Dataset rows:
(begin)

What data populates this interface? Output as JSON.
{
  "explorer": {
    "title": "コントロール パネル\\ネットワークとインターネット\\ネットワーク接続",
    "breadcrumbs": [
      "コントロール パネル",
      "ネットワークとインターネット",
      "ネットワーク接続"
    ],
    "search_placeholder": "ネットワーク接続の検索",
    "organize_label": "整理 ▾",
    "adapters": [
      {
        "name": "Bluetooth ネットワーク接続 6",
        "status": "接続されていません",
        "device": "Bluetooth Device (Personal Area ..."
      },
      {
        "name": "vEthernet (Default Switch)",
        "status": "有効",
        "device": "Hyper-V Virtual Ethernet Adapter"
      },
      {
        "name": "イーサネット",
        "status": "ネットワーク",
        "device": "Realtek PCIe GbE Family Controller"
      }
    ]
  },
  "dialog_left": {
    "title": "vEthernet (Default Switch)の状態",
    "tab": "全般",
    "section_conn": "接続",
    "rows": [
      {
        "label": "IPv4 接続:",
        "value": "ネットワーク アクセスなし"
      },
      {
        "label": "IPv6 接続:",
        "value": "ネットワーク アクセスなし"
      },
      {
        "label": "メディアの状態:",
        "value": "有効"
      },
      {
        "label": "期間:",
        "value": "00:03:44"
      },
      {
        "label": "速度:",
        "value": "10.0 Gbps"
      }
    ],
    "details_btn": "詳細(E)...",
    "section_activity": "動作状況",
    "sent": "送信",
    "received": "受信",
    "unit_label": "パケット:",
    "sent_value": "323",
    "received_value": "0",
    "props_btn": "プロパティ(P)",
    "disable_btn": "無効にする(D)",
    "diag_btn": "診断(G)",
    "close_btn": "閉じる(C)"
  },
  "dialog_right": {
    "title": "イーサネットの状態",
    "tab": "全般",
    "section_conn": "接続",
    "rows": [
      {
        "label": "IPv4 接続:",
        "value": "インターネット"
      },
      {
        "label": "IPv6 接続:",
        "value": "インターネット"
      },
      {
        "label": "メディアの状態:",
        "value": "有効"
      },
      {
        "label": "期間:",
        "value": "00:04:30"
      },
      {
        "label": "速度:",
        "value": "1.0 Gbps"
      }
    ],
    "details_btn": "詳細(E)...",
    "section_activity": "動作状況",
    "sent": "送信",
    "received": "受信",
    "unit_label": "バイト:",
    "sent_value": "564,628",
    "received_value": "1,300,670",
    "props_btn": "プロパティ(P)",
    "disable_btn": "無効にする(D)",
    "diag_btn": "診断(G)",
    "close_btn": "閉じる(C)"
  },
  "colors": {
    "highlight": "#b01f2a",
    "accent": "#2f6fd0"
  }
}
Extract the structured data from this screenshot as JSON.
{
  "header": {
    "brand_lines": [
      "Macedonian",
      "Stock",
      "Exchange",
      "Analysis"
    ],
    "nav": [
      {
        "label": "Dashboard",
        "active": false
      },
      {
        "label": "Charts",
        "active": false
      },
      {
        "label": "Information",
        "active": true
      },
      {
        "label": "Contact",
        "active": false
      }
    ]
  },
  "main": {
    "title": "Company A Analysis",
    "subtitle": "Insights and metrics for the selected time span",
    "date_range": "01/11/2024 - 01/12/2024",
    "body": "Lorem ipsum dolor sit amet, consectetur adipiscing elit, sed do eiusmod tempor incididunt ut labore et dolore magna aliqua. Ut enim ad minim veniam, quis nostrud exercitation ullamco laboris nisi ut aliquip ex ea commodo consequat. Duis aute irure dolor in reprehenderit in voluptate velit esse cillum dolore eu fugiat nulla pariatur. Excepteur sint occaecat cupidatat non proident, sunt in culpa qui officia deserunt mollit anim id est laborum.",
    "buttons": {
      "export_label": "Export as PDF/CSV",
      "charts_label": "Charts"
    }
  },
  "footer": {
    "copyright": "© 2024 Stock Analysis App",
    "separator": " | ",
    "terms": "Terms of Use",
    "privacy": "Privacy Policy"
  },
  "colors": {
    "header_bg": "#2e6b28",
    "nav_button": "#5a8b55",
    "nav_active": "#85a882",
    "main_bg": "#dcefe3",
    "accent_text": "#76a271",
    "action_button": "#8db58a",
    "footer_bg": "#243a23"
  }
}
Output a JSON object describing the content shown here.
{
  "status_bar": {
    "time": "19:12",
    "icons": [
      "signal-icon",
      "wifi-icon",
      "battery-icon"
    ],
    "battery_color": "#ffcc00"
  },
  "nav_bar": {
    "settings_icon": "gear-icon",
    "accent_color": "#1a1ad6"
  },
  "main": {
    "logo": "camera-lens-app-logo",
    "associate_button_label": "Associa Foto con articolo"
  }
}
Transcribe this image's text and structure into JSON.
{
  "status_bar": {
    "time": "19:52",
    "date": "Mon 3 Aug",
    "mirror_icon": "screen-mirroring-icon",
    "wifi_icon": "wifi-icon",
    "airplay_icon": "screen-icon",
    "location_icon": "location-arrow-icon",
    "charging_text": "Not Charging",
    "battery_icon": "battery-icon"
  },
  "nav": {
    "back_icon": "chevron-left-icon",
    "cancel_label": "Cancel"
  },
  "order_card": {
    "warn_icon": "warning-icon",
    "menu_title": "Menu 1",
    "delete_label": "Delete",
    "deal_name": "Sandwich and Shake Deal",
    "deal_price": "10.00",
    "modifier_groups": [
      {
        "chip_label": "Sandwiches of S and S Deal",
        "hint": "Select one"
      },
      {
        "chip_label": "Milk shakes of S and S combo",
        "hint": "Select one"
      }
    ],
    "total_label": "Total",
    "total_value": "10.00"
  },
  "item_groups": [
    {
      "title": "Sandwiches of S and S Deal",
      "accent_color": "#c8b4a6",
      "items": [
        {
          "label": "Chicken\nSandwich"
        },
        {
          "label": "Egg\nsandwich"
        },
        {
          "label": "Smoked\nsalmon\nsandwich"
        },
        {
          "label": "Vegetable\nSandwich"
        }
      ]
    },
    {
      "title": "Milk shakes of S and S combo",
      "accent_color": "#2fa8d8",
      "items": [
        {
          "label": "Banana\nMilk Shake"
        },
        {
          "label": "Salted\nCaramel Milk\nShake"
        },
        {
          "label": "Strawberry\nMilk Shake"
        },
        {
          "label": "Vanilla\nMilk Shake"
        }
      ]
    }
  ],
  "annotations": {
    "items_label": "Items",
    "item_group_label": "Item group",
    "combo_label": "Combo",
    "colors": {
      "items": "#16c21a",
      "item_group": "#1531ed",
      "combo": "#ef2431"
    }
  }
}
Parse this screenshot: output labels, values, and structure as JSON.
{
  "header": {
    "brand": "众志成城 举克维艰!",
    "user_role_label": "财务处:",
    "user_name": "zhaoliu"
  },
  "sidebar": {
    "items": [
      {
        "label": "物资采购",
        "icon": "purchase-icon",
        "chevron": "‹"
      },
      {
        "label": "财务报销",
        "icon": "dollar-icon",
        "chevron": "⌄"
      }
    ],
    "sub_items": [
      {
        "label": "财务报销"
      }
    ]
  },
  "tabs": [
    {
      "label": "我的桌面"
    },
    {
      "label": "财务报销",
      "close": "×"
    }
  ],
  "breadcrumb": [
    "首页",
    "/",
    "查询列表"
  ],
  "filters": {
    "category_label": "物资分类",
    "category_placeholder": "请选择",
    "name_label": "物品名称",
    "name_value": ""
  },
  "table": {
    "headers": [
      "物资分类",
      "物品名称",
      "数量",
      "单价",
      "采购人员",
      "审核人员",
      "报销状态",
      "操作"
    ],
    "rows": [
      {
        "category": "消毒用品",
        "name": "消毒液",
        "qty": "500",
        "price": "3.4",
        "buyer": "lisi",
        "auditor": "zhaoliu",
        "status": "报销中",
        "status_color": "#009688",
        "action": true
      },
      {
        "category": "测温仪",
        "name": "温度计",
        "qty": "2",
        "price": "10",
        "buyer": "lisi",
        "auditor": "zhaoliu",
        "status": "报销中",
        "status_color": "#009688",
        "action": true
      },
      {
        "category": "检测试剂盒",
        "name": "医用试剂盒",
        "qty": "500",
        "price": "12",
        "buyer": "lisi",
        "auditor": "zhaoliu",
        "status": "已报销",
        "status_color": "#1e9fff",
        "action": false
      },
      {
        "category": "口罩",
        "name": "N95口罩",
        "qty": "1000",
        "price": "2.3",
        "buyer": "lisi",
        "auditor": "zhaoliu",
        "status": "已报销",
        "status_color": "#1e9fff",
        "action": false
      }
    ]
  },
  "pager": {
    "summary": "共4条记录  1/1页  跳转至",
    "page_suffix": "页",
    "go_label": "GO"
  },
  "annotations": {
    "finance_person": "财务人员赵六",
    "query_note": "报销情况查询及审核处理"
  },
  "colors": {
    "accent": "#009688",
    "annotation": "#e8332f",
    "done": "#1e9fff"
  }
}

(end)

THE TASK: Within the data above, pick out all lines holding the word "this".

IN RESPONSE:
What data populates this interface? Output as JSON.
Extract the structured data from this screenshot as JSON.
Transcribe this image's text and structure into JSON.
Parse this screenshot: output labels, values, and structure as JSON.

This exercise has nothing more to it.